» **TASK DIRECTIONS**
Can you duplicate everything in the records below, from the first line down to the line containing "180, 103, 196]", with both of those lines included?

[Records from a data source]

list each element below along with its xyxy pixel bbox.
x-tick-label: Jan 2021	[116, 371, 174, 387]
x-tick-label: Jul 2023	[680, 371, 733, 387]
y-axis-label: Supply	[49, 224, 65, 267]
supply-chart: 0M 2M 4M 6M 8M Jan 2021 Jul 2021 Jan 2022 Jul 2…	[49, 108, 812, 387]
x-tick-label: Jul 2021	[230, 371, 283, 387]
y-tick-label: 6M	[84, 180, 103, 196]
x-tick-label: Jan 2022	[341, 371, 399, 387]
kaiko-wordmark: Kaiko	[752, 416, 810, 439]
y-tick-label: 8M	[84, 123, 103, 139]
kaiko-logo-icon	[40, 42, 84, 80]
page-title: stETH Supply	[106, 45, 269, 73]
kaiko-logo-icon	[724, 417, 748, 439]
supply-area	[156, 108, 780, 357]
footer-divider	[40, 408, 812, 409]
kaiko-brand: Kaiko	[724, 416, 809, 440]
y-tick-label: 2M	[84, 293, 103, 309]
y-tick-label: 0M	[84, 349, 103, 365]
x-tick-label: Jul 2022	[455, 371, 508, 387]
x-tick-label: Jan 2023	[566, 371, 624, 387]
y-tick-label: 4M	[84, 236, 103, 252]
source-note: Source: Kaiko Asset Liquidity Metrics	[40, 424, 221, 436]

» **RESPONSE TO THIS TASK**
list each element below along with its xyxy pixel bbox.
x-tick-label: Jan 2021	[116, 371, 174, 387]
x-tick-label: Jul 2023	[680, 371, 733, 387]
y-axis-label: Supply	[49, 224, 65, 267]
supply-chart: 0M 2M 4M 6M 8M Jan 2021 Jul 2021 Jan 2022 Jul 2…	[49, 108, 812, 387]
x-tick-label: Jul 2021	[230, 371, 283, 387]
y-tick-label: 6M	[84, 180, 103, 196]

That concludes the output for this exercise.